▶ Task to complete
Reproduce every line of the records below word for word, leaving out the pictures.

▶ Given data
[Begin]
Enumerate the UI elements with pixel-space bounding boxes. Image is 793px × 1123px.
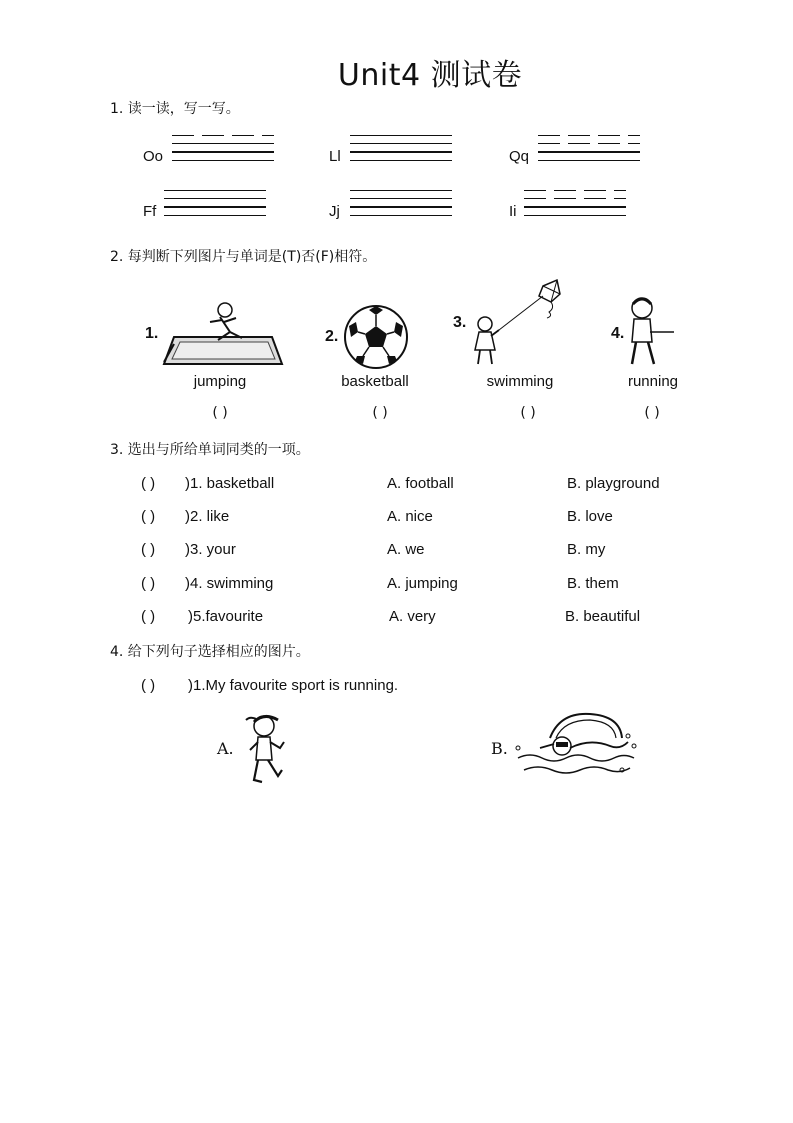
item-1-answer[interactable]: ( ) (212, 405, 228, 421)
letter-pair-ii: Ii (509, 203, 517, 220)
item-2-word: basketball (341, 373, 409, 390)
letter-pair-jj: Jj (329, 203, 340, 220)
item-1-number: 1. (145, 325, 159, 342)
s3-row-2-option-a: A. nice (387, 508, 433, 525)
boy-illustration (622, 294, 682, 370)
s3-row-2-question: )2. like (185, 508, 230, 525)
long-jump-illustration (160, 292, 285, 370)
s3-row-3-question: )3. your (185, 541, 236, 558)
writing-lines-ii[interactable] (524, 190, 626, 223)
s4-q1-blank[interactable]: ( ) (141, 677, 156, 694)
swimmer-illustration (510, 708, 645, 786)
s3-row-5-blank[interactable]: ( ) (141, 608, 156, 625)
running-girl-illustration (238, 710, 290, 788)
item-4-word: running (627, 373, 679, 390)
writing-lines-ff[interactable] (164, 190, 266, 223)
writing-lines-oo[interactable] (172, 135, 274, 168)
item-3-number: 3. (453, 314, 467, 331)
s3-row-1-option-b: B. playground (567, 475, 660, 492)
section-4-heading: 4. 给下列句子选择相应的图片。 (110, 644, 310, 660)
s3-row-4-blank[interactable]: ( ) (141, 575, 156, 592)
writing-lines-ll[interactable] (350, 135, 452, 168)
s3-row-2-option-b: B. love (567, 508, 613, 525)
section-2-heading: 2. 每判断下列图片与单词是(T)否(F)相符。 (110, 249, 377, 265)
item-2-number: 2. (325, 328, 339, 345)
letter-pair-oo: Oo (143, 148, 164, 165)
soccer-ball-illustration (343, 304, 409, 370)
item-1-word: jumping (193, 373, 247, 390)
kite-flying-illustration (465, 278, 580, 370)
letter-pair-qq: Qq (509, 148, 530, 165)
s3-row-3-blank[interactable]: ( ) (141, 541, 156, 558)
section-1-heading: 1. 读一读，写一写。 (110, 101, 240, 117)
option-a-label: A. (217, 739, 234, 758)
letter-pair-ff: Ff (143, 203, 157, 220)
s3-row-4-question: )4. swimming (185, 575, 274, 592)
letter-pair-ll: Ll (329, 148, 341, 165)
item-4-number: 4. (611, 325, 625, 342)
s3-row-1-question: )1. basketball (185, 475, 275, 492)
s3-row-5-question: )5.favourite (188, 608, 264, 625)
writing-lines-qq[interactable] (538, 135, 640, 168)
writing-lines-jj[interactable] (350, 190, 452, 223)
s3-row-3-option-b: B. my (567, 541, 606, 558)
item-3-answer[interactable]: ( ) (520, 405, 536, 421)
s3-row-5-option-b: B. beautiful (565, 608, 641, 625)
page-title: Unit4 测试卷 (337, 58, 523, 93)
s3-row-4-option-a: A. jumping (387, 575, 458, 592)
s3-row-1-blank[interactable]: ( ) (141, 475, 156, 492)
s3-row-2-blank[interactable]: ( ) (141, 508, 156, 525)
item-4-answer[interactable]: ( ) (644, 405, 660, 421)
s3-row-5-option-a: A. very (389, 608, 436, 625)
item-3-word: swimming (486, 373, 554, 390)
option-b-label: B. (491, 739, 508, 758)
section-3-heading: 3. 选出与所给单词同类的一项。 (110, 442, 310, 458)
s4-q1-sentence: )1.My favourite sport is running. (188, 677, 399, 694)
item-2-answer[interactable]: ( ) (372, 405, 388, 421)
s3-row-3-option-a: A. we (387, 541, 425, 558)
s3-row-4-option-b: B. them (567, 575, 619, 592)
s3-row-1-option-a: A. football (387, 475, 454, 492)
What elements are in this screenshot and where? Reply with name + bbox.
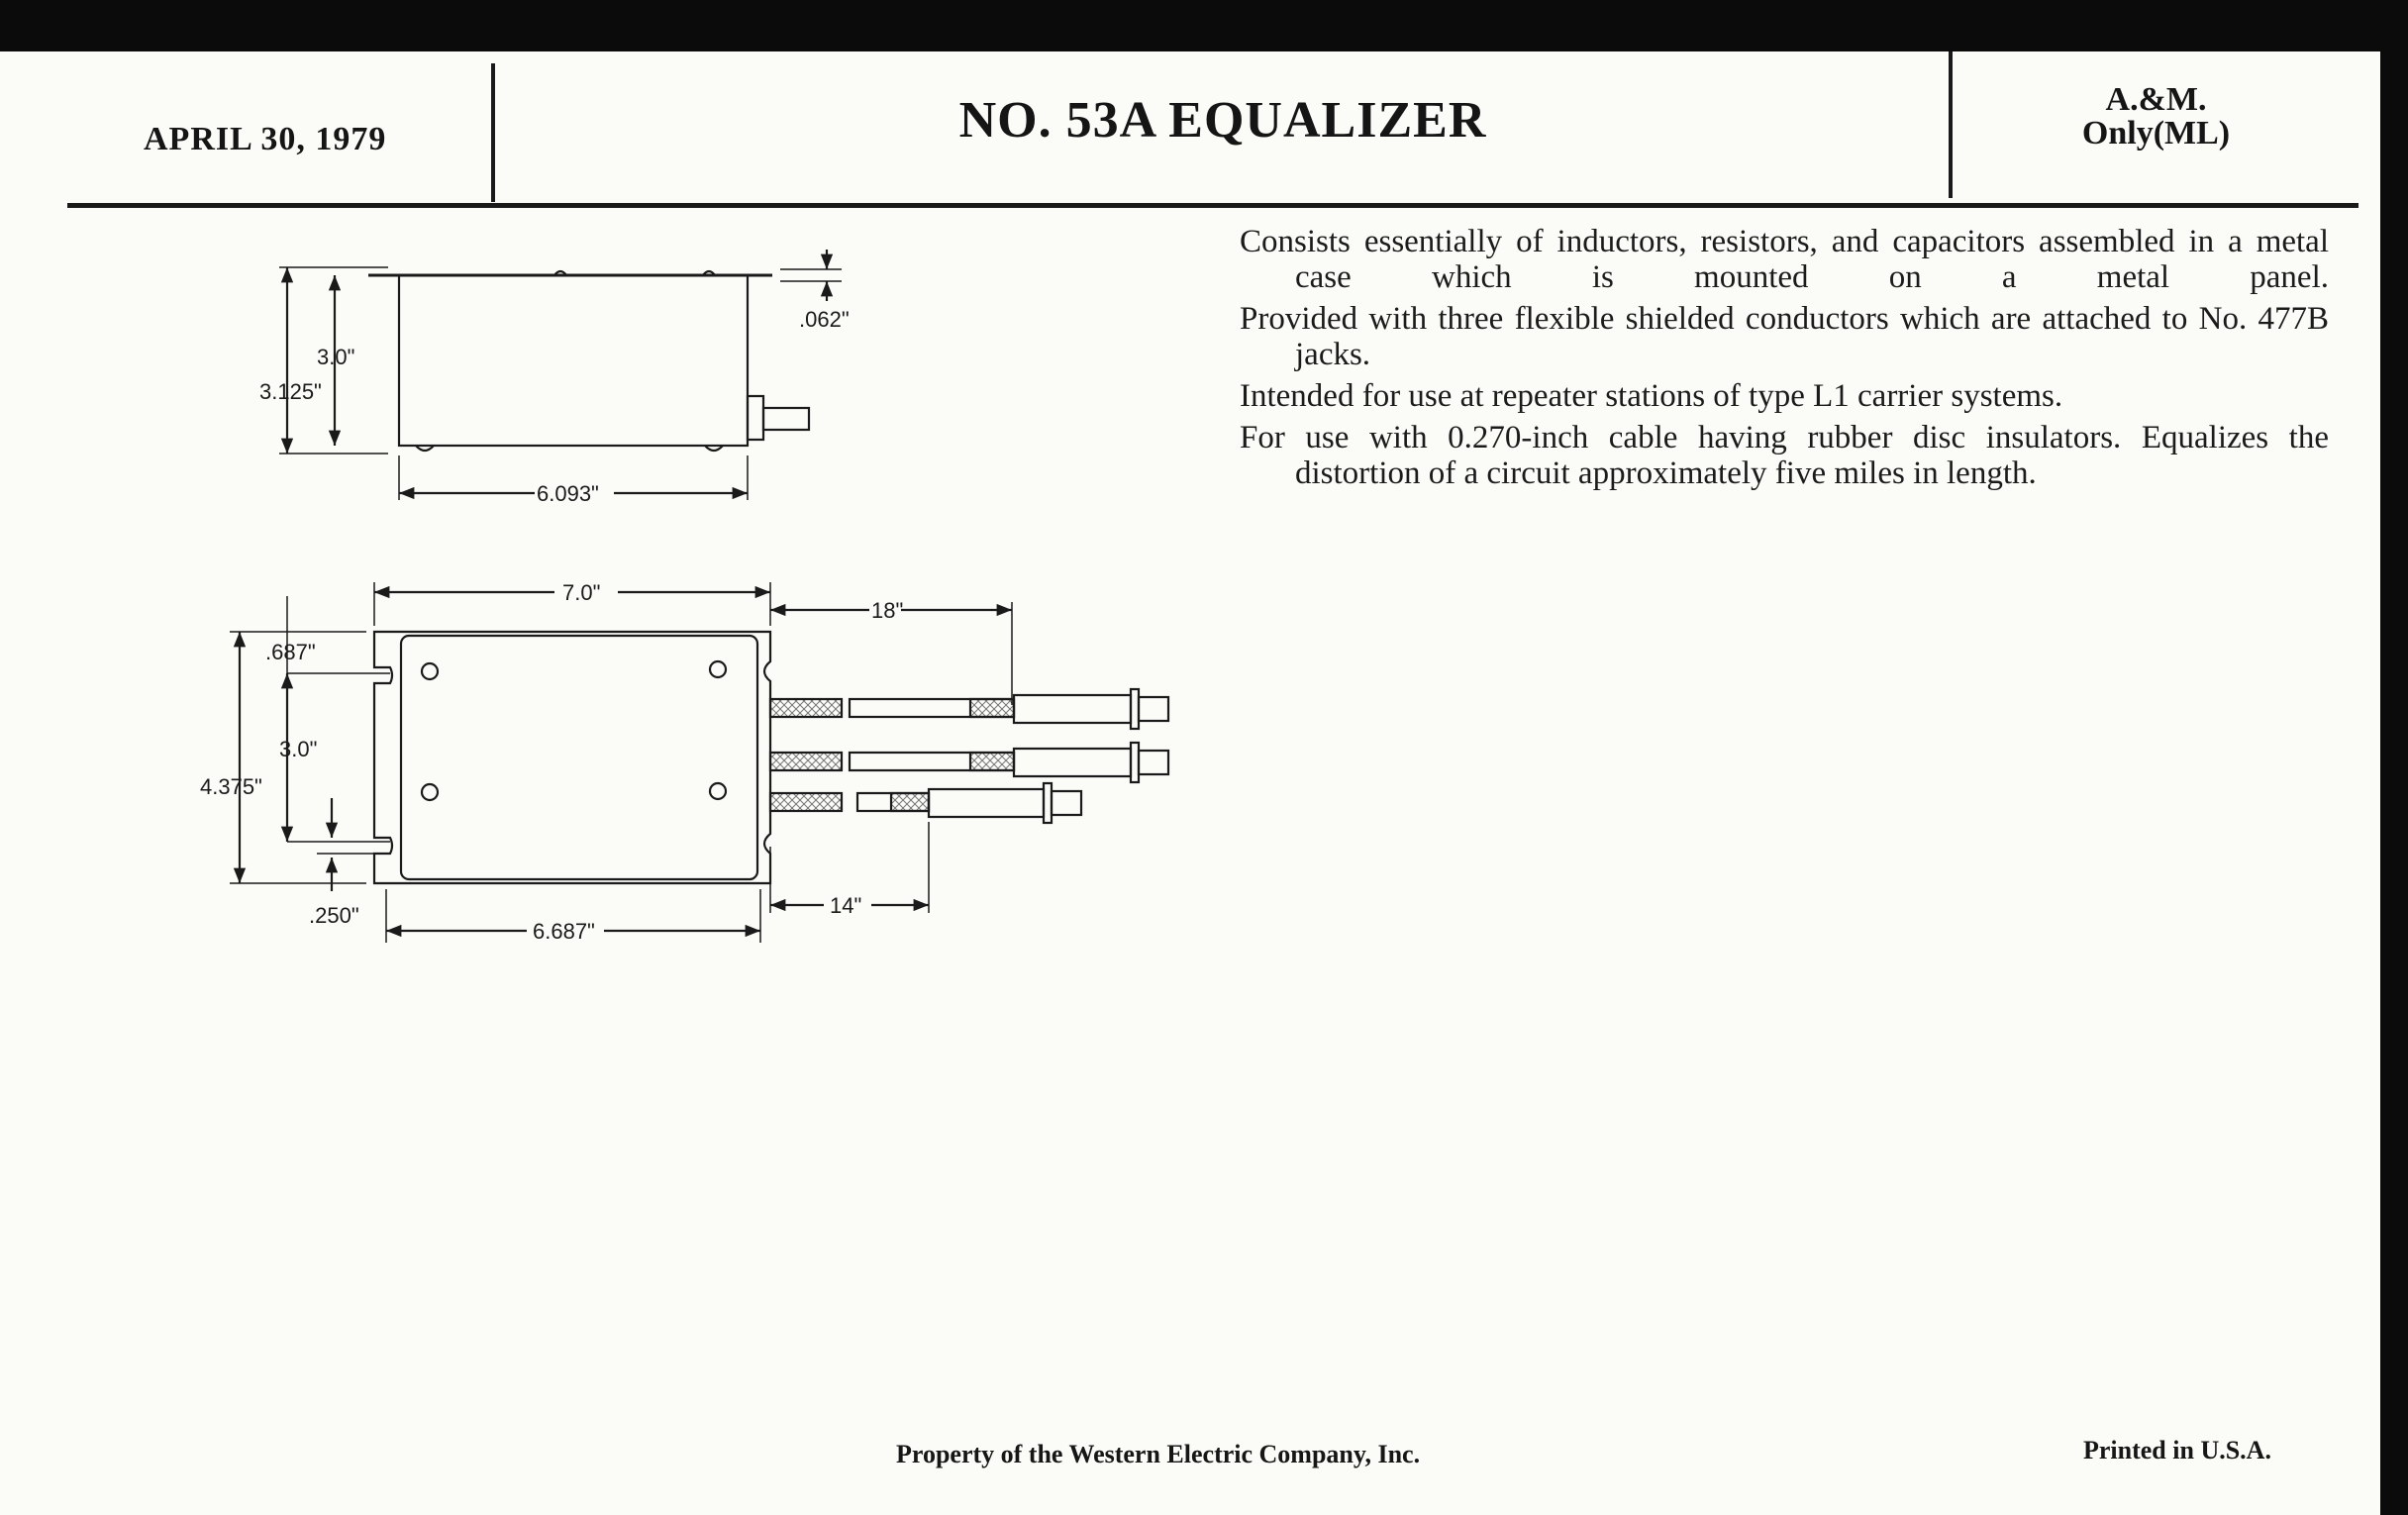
[End]
▶ Answer to this problem
Enumerate the UI elements with pixel-space bounding boxes. Image is 793px × 1123px.
item-1-answer[interactable]: ( ) (212, 405, 228, 421)
letter-pair-ii: Ii (509, 203, 517, 220)
item-2-word: basketball (341, 373, 409, 390)
letter-pair-jj: Jj (329, 203, 340, 220)
item-1-number: 1. (145, 325, 159, 342)
s3-row-2-option-a: A. nice (387, 508, 433, 525)
boy-illustration (622, 294, 682, 370)
s3-row-2-question: )2. like (185, 508, 230, 525)
long-jump-illustration (160, 292, 285, 370)
s3-row-3-question: )3. your (185, 541, 236, 558)
writing-lines-ii[interactable] (524, 190, 626, 223)
s4-q1-blank[interactable]: ( ) (141, 677, 156, 694)
swimmer-illustration (510, 708, 645, 786)
s3-row-5-blank[interactable]: ( ) (141, 608, 156, 625)
running-girl-illustration (238, 710, 290, 788)
item-4-word: running (627, 373, 679, 390)
writing-lines-ff[interactable] (164, 190, 266, 223)
writing-lines-oo[interactable] (172, 135, 274, 168)
item-3-number: 3. (453, 314, 467, 331)
s3-row-1-option-b: B. playground (567, 475, 660, 492)
section-4-heading: 4. 给下列句子选择相应的图片。 (110, 644, 310, 660)
s3-row-4-blank[interactable]: ( ) (141, 575, 156, 592)
writing-lines-ll[interactable] (350, 135, 452, 168)
s3-row-2-option-b: B. love (567, 508, 613, 525)
section-2-heading: 2. 每判断下列图片与单词是(T)否(F)相符。 (110, 249, 377, 265)
item-2-number: 2. (325, 328, 339, 345)
letter-pair-oo: Oo (143, 148, 164, 165)
soccer-ball-illustration (343, 304, 409, 370)
item-1-word: jumping (193, 373, 247, 390)
kite-flying-illustration (465, 278, 580, 370)
letter-pair-qq: Qq (509, 148, 530, 165)
s3-row-3-blank[interactable]: ( ) (141, 541, 156, 558)
section-1-heading: 1. 读一读，写一写。 (110, 101, 240, 117)
option-a-label: A. (217, 739, 234, 758)
letter-pair-ff: Ff (143, 203, 157, 220)
s3-row-4-question: )4. swimming (185, 575, 274, 592)
letter-pair-ll: Ll (329, 148, 341, 165)
item-4-number: 4. (611, 325, 625, 342)
s3-row-1-question: )1. basketball (185, 475, 275, 492)
s3-row-5-question: )5.favourite (188, 608, 264, 625)
writing-lines-qq[interactable] (538, 135, 640, 168)
writing-lines-jj[interactable] (350, 190, 452, 223)
s3-row-3-option-b: B. my (567, 541, 606, 558)
item-3-answer[interactable]: ( ) (520, 405, 536, 421)
s3-row-5-option-b: B. beautiful (565, 608, 641, 625)
page-title: Unit4 测试卷 (337, 58, 523, 93)
s3-row-4-option-a: A. jumping (387, 575, 458, 592)
s3-row-1-blank[interactable]: ( ) (141, 475, 156, 492)
s3-row-2-blank[interactable]: ( ) (141, 508, 156, 525)
item-4-answer[interactable]: ( ) (644, 405, 660, 421)
s3-row-5-option-a: A. very (389, 608, 436, 625)
item-3-word: swimming (486, 373, 554, 390)
option-b-label: B. (491, 739, 508, 758)
section-3-heading: 3. 选出与所给单词同类的一项。 (110, 442, 310, 458)
s4-q1-sentence: )1.My favourite sport is running. (188, 677, 399, 694)
item-2-answer[interactable]: ( ) (372, 405, 388, 421)
s3-row-3-option-a: A. we (387, 541, 425, 558)
s3-row-4-option-b: B. them (567, 575, 619, 592)
s3-row-1-option-a: A. football (387, 475, 454, 492)
What elements are in this screenshot and where? Reply with name + bbox.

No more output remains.